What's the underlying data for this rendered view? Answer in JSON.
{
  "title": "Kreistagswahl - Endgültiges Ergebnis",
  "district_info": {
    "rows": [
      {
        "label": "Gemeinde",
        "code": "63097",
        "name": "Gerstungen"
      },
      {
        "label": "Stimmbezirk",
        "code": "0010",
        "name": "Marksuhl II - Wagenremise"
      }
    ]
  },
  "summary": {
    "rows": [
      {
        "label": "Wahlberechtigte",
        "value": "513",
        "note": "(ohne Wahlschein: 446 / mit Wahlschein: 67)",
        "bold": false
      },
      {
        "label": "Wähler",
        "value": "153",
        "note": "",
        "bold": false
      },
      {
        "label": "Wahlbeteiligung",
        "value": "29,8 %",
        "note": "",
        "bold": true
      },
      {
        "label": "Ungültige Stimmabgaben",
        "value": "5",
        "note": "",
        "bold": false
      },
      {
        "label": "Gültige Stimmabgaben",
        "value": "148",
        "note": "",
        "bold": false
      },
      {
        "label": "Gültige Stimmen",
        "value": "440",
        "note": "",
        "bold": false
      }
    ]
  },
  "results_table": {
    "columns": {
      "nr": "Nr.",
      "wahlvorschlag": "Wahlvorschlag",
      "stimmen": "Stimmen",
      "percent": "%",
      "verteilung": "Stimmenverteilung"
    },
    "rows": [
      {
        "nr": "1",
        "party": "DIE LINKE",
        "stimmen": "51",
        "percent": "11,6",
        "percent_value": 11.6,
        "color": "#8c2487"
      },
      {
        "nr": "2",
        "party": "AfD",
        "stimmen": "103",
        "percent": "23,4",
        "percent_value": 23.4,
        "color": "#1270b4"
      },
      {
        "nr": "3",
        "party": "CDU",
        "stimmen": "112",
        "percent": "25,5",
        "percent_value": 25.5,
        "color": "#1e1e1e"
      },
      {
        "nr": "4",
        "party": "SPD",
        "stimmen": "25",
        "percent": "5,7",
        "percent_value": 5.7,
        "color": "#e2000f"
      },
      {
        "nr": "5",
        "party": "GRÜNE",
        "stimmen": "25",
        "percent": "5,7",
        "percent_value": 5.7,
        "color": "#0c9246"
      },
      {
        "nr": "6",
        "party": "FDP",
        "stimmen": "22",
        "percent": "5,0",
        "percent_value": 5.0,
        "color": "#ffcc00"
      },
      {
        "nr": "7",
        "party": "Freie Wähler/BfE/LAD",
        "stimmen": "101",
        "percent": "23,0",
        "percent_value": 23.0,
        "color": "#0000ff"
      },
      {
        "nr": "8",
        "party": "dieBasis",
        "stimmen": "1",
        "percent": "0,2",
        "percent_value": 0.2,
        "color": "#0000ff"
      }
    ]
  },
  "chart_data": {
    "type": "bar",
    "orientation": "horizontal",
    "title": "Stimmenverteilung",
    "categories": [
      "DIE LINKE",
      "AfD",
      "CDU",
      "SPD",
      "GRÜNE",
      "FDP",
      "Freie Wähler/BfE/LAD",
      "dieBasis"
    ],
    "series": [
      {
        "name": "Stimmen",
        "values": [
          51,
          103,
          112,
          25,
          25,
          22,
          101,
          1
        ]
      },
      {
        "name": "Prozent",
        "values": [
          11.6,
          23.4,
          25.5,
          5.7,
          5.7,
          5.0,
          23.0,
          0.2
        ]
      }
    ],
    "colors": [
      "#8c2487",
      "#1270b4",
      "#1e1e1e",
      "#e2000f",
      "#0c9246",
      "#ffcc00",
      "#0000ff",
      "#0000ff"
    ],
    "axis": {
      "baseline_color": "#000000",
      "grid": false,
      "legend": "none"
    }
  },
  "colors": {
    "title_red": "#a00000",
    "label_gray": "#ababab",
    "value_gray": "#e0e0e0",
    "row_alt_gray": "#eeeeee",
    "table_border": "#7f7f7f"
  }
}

● ● ● ●

• The exercise:
Reproduce the data, keeping every line exactly the same.

• Solution for this task:
What's the underlying data for this rendered view? Answer in JSON.
{
  "title": "Kreistagswahl - Endgültiges Ergebnis",
  "district_info": {
    "rows": [
      {
        "label": "Gemeinde",
        "code": "63097",
        "name": "Gerstungen"
      },
      {
        "label": "Stimmbezirk",
        "code": "0010",
        "name": "Marksuhl II - Wagenremise"
      }
    ]
  },
  "summary": {
    "rows": [
      {
        "label": "Wahlberechtigte",
        "value": "513",
        "note": "(ohne Wahlschein: 446 / mit Wahlschein: 67)",
        "bold": false
      },
      {
        "label": "Wähler",
        "value": "153",
        "note": "",
        "bold": false
      },
      {
        "label": "Wahlbeteiligung",
        "value": "29,8 %",
        "note": "",
        "bold": true
      },
      {
        "label": "Ungültige Stimmabgaben",
        "value": "5",
        "note": "",
        "bold": false
      },
      {
        "label": "Gültige Stimmabgaben",
        "value": "148",
        "note": "",
        "bold": false
      },
      {
        "label": "Gültige Stimmen",
        "value": "440",
        "note": "",
        "bold": false
      }
    ]
  },
  "results_table": {
    "columns": {
      "nr": "Nr.",
      "wahlvorschlag": "Wahlvorschlag",
      "stimmen": "Stimmen",
      "percent": "%",
      "verteilung": "Stimmenverteilung"
    },
    "rows": [
      {
        "nr": "1",
        "party": "DIE LINKE",
        "stimmen": "51",
        "percent": "11,6",
        "percent_value": 11.6,
        "color": "#8c2487"
      },
      {
        "nr": "2",
        "party": "AfD",
        "stimmen": "103",
        "percent": "23,4",
        "percent_value": 23.4,
        "color": "#1270b4"
      },
      {
        "nr": "3",
        "party": "CDU",
        "stimmen": "112",
        "percent": "25,5",
        "percent_value": 25.5,
        "color": "#1e1e1e"
      },
      {
        "nr": "4",
        "party": "SPD",
        "stimmen": "25",
        "percent": "5,7",
        "percent_value": 5.7,
        "color": "#e2000f"
      },
      {
        "nr": "5",
        "party": "GRÜNE",
        "stimmen": "25",
        "percent": "5,7",
        "percent_value": 5.7,
        "color": "#0c9246"
      },
      {
        "nr": "6",
        "party": "FDP",
        "stimmen": "22",
        "percent": "5,0",
        "percent_value": 5.0,
        "color": "#ffcc00"
      },
      {
        "nr": "7",
        "party": "Freie Wähler/BfE/LAD",
        "stimmen": "101",
        "percent": "23,0",
        "percent_value": 23.0,
        "color": "#0000ff"
      },
      {
        "nr": "8",
        "party": "dieBasis",
        "stimmen": "1",
        "percent": "0,2",
        "percent_value": 0.2,
        "color": "#0000ff"
      }
    ]
  },
  "chart_data": {
    "type": "bar",
    "orientation": "horizontal",
    "title": "Stimmenverteilung",
    "categories": [
      "DIE LINKE",
      "AfD",
      "CDU",
      "SPD",
      "GRÜNE",
      "FDP",
      "Freie Wähler/BfE/LAD",
      "dieBasis"
    ],
    "series": [
      {
        "name": "Stimmen",
        "values": [
          51,
          103,
          112,
          25,
          25,
          22,
          101,
          1
        ]
      },
      {
        "name": "Prozent",
        "values": [
          11.6,
          23.4,
          25.5,
          5.7,
          5.7,
          5.0,
          23.0,
          0.2
        ]
      }
    ],
    "colors": [
      "#8c2487",
      "#1270b4",
      "#1e1e1e",
      "#e2000f",
      "#0c9246",
      "#ffcc00",
      "#0000ff",
      "#0000ff"
    ],
    "axis": {
      "baseline_color": "#000000",
      "grid": false,
      "legend": "none"
    }
  },
  "colors": {
    "title_red": "#a00000",
    "label_gray": "#ababab",
    "value_gray": "#e0e0e0",
    "row_alt_gray": "#eeeeee",
    "table_border": "#7f7f7f"
  }
}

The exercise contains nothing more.